PROVIDED RECORDS:
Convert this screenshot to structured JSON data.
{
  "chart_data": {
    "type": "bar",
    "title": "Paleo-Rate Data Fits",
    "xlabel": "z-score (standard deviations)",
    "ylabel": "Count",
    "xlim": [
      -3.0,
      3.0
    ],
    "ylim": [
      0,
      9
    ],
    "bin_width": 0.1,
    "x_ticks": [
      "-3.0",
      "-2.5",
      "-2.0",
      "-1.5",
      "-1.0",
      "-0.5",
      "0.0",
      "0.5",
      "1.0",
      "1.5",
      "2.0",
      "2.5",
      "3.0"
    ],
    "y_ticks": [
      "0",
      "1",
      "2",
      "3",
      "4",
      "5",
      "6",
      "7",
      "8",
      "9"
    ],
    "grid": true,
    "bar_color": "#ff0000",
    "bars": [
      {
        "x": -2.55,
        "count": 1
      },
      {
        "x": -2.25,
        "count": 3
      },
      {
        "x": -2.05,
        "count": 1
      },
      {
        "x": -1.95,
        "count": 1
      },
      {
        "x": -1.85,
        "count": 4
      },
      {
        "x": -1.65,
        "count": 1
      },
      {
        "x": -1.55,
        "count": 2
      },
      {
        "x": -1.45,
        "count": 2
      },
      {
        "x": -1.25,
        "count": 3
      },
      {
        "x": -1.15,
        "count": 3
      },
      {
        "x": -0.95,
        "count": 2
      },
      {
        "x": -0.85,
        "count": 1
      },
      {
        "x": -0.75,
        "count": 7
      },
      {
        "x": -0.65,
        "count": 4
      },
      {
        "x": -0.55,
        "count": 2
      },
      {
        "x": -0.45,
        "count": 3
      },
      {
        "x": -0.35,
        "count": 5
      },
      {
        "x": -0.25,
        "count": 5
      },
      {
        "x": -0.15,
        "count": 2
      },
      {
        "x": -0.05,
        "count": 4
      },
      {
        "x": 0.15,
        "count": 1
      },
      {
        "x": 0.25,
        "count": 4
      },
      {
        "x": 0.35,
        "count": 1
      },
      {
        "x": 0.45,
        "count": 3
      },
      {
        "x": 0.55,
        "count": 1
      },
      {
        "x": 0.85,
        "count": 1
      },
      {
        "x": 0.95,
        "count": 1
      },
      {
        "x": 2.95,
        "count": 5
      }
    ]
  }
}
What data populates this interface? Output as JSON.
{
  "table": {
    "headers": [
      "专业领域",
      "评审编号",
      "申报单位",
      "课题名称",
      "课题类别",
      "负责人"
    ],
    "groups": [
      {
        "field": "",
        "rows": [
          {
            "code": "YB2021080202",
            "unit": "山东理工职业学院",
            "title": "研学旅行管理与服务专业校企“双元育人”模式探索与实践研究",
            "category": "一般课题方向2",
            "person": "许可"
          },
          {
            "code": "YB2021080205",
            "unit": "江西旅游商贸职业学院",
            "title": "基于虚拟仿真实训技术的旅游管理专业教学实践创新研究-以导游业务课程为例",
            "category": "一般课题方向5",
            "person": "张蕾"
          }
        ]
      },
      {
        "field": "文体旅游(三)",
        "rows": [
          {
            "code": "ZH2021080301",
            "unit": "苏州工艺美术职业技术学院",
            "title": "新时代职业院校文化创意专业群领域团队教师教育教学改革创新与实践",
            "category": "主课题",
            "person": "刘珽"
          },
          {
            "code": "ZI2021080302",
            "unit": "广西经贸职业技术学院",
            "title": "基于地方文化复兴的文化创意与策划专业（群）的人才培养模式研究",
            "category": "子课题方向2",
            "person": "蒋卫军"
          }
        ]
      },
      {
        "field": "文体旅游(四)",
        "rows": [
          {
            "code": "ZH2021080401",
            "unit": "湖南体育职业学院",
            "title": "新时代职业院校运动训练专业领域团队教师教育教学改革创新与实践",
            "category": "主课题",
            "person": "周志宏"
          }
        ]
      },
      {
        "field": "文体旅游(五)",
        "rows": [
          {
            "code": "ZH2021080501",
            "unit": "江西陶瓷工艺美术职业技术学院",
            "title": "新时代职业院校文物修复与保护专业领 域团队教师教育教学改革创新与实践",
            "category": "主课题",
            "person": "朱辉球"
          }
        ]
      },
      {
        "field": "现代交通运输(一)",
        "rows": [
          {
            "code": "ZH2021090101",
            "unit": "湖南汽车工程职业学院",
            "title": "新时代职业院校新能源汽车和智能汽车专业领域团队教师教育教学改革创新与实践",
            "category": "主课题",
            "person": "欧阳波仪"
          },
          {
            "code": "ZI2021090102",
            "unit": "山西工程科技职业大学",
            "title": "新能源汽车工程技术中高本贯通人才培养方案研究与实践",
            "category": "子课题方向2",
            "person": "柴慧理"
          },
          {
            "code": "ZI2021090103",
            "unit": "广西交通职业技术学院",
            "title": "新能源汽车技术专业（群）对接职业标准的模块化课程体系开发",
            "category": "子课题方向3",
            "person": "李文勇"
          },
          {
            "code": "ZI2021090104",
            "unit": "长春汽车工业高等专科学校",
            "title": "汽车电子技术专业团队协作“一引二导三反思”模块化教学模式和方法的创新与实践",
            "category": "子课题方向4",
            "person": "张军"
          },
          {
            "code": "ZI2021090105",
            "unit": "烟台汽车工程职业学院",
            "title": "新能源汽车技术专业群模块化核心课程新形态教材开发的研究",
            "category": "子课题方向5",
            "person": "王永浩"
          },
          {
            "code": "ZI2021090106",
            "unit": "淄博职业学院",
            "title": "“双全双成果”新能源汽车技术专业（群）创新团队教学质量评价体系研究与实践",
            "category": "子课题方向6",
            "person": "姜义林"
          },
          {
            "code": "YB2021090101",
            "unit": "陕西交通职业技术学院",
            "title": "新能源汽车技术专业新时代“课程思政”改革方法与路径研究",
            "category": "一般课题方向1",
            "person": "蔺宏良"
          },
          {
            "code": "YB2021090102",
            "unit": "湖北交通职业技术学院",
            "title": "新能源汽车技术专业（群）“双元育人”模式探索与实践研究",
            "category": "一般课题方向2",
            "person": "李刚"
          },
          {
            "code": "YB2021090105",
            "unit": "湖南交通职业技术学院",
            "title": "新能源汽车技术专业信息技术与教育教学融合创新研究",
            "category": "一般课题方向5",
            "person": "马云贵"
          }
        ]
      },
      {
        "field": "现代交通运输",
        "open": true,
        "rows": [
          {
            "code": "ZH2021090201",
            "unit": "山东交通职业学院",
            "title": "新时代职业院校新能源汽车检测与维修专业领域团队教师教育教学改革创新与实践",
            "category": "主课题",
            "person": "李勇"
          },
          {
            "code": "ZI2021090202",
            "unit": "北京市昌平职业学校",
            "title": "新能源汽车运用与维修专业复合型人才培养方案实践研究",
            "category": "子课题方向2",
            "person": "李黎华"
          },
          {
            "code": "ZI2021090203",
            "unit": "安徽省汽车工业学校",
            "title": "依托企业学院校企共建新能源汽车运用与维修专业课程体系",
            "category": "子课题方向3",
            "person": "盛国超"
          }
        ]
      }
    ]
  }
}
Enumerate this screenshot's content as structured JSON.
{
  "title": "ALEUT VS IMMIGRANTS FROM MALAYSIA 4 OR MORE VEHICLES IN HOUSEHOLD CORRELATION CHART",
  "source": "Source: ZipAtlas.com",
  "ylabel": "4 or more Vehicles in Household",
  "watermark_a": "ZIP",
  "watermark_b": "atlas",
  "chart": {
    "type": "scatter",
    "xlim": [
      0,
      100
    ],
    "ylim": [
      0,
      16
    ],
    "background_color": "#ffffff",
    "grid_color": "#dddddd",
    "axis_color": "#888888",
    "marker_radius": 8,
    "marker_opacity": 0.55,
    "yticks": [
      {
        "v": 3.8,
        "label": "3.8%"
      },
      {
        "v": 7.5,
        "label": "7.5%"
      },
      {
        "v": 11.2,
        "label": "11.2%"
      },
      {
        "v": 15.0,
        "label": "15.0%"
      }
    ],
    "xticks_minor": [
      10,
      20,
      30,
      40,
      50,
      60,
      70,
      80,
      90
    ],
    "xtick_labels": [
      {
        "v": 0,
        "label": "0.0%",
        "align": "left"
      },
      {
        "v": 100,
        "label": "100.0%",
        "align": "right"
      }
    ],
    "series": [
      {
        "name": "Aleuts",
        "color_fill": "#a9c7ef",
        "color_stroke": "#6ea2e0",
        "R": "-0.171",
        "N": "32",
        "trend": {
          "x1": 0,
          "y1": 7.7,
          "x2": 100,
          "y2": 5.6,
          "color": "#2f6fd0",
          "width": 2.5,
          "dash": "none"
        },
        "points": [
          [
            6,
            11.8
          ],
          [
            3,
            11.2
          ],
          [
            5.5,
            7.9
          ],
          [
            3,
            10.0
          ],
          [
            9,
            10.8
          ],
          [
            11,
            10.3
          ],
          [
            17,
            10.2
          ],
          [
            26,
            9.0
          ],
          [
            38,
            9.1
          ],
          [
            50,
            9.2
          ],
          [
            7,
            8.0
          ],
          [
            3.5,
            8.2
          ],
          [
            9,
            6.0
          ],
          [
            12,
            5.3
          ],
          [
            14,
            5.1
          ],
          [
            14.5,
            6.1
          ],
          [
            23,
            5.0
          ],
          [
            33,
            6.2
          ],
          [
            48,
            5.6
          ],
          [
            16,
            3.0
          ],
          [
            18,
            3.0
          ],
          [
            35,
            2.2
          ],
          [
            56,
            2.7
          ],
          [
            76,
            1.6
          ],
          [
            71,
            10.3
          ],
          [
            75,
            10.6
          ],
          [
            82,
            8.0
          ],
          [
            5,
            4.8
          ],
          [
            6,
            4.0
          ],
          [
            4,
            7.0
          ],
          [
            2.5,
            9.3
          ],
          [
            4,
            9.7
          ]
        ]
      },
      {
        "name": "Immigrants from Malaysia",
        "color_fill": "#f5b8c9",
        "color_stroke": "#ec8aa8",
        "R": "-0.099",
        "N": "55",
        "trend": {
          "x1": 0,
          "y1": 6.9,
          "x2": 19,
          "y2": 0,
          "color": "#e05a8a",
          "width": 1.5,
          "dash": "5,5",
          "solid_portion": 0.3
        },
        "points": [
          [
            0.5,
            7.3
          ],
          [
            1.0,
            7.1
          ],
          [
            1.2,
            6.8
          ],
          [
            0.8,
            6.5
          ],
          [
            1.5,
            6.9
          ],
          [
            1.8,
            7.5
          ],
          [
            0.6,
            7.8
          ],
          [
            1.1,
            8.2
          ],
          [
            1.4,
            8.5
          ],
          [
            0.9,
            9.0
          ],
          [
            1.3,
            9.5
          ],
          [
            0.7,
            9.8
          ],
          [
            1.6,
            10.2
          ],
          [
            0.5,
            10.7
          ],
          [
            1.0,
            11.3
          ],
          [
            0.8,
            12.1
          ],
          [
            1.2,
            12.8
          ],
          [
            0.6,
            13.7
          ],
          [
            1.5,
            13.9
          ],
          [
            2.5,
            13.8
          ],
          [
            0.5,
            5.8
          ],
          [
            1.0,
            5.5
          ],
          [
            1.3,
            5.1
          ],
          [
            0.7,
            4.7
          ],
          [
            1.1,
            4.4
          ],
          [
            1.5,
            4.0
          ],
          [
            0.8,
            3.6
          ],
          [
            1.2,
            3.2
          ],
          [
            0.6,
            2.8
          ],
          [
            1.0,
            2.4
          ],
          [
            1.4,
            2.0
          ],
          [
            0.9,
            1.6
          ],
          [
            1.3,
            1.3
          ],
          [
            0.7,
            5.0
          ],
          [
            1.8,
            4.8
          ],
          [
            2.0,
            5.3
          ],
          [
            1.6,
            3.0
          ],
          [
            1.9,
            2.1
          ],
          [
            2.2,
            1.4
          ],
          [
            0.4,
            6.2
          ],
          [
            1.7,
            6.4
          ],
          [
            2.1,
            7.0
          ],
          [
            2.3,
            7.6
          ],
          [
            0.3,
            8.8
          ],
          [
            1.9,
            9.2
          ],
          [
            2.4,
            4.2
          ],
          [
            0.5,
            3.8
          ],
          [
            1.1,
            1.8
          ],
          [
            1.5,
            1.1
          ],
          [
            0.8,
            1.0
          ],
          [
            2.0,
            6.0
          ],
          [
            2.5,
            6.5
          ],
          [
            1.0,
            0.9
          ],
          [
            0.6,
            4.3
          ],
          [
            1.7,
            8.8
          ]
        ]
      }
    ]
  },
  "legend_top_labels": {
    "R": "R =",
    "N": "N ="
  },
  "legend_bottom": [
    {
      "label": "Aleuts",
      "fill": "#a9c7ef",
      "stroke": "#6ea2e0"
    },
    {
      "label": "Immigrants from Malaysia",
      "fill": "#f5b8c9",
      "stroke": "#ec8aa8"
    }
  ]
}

REQUIRED WORK:
Go through the records above and copy every line with the word "文体旅游".

RESULT OF THE EXERCISE:
        "field": "文体旅游(三)",
        "field": "文体旅游(四)",
        "field": "文体旅游(五)",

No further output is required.